__GIVEN INSTRUCTION__. Sort through the entries below and pull out lines containing the word "units".
————————
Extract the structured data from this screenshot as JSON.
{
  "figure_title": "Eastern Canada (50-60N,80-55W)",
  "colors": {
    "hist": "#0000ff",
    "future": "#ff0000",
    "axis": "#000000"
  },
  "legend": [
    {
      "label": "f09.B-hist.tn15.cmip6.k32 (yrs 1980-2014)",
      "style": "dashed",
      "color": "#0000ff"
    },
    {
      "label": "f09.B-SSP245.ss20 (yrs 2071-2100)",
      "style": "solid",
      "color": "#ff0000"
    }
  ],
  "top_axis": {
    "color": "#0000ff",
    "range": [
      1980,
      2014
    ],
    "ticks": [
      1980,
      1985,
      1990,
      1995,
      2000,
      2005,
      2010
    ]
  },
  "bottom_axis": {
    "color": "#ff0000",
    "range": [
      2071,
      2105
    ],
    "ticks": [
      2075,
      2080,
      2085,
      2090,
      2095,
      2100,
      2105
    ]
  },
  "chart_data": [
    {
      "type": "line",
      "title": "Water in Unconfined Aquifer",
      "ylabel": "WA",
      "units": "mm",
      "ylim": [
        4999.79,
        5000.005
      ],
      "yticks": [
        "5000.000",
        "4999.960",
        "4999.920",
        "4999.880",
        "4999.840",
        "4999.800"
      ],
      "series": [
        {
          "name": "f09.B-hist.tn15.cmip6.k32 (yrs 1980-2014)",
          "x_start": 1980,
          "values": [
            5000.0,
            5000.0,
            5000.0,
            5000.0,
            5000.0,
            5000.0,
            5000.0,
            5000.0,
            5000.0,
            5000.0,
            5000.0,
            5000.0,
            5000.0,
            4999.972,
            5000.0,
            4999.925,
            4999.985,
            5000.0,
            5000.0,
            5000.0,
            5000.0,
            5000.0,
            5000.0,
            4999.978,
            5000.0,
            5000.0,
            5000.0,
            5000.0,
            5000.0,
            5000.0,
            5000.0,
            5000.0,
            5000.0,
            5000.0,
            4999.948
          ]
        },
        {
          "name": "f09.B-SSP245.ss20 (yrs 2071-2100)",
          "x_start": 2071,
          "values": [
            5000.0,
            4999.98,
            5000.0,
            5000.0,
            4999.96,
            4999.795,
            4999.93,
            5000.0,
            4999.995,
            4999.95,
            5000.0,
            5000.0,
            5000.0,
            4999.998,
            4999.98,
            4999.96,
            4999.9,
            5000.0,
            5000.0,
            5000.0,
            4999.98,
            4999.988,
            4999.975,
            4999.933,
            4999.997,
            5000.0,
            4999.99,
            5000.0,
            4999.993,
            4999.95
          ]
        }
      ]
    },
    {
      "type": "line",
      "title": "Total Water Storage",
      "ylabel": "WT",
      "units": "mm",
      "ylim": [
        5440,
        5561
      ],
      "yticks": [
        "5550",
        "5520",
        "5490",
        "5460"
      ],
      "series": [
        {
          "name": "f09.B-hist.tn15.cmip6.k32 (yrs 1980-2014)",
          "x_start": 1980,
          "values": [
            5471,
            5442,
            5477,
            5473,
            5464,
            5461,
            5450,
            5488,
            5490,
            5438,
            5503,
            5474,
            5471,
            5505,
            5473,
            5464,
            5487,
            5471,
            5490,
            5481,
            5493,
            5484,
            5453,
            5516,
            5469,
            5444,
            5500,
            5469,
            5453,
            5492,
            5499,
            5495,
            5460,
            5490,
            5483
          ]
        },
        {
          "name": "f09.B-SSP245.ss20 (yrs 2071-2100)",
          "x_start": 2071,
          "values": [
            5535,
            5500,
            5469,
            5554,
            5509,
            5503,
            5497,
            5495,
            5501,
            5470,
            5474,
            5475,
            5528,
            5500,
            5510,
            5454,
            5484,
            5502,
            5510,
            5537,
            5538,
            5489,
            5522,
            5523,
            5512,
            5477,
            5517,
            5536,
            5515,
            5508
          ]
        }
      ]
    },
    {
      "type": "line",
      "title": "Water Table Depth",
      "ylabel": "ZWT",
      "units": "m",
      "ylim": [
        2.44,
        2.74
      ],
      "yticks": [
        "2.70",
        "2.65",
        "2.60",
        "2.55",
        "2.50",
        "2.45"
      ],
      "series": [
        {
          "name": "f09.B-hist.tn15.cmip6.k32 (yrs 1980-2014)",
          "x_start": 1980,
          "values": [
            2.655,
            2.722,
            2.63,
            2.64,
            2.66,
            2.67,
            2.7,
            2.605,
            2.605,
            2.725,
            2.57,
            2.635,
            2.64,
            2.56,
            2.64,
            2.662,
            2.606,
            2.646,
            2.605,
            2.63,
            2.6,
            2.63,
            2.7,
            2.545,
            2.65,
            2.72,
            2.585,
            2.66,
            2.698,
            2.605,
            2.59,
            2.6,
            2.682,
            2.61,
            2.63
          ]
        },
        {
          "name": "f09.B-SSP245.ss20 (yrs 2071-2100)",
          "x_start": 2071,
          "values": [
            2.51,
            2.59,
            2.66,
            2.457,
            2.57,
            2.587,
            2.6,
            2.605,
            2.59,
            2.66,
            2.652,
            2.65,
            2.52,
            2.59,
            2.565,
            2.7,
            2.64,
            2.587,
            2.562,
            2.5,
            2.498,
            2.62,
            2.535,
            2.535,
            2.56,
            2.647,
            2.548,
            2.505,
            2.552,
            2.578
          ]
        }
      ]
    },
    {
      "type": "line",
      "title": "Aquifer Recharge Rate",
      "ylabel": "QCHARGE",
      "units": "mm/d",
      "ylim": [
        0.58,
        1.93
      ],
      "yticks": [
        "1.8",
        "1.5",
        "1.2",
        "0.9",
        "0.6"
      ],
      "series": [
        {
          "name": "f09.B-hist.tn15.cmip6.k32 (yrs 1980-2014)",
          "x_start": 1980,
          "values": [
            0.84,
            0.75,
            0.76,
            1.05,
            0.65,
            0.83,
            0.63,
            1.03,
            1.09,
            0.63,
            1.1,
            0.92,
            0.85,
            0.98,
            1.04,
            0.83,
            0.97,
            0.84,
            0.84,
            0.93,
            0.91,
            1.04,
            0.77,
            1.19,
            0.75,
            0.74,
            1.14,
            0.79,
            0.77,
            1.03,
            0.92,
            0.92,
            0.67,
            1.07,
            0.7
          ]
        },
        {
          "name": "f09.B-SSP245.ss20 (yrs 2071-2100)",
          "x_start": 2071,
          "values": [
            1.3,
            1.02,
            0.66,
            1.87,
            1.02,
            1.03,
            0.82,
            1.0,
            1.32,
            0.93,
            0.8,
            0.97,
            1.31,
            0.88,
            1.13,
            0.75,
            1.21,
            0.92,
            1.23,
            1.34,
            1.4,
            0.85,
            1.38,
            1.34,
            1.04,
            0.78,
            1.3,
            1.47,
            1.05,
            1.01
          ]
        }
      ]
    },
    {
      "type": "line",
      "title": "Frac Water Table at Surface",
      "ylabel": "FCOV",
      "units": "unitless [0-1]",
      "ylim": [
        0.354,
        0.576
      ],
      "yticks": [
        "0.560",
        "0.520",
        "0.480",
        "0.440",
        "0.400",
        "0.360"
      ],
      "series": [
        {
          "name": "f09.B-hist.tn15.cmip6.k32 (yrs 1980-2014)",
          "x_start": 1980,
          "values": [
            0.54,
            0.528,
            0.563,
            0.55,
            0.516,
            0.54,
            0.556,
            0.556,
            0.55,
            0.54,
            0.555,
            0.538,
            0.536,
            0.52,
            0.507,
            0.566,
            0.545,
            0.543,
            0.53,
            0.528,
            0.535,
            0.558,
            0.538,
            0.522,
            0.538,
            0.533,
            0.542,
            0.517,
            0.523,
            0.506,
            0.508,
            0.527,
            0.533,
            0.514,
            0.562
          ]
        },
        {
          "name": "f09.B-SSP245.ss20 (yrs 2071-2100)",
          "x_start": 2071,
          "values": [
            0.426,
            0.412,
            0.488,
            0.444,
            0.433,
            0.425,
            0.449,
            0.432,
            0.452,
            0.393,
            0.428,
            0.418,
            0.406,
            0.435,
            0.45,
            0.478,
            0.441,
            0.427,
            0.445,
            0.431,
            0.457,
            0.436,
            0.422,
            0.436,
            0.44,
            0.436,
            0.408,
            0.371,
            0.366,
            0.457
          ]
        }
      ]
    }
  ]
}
————————
__RESPONSE TO THIS EXERCISE__.
      "units": "mm",
      "units": "mm",
      "units": "m",
      "units": "mm/d",
      "units": "unitless [0-1]",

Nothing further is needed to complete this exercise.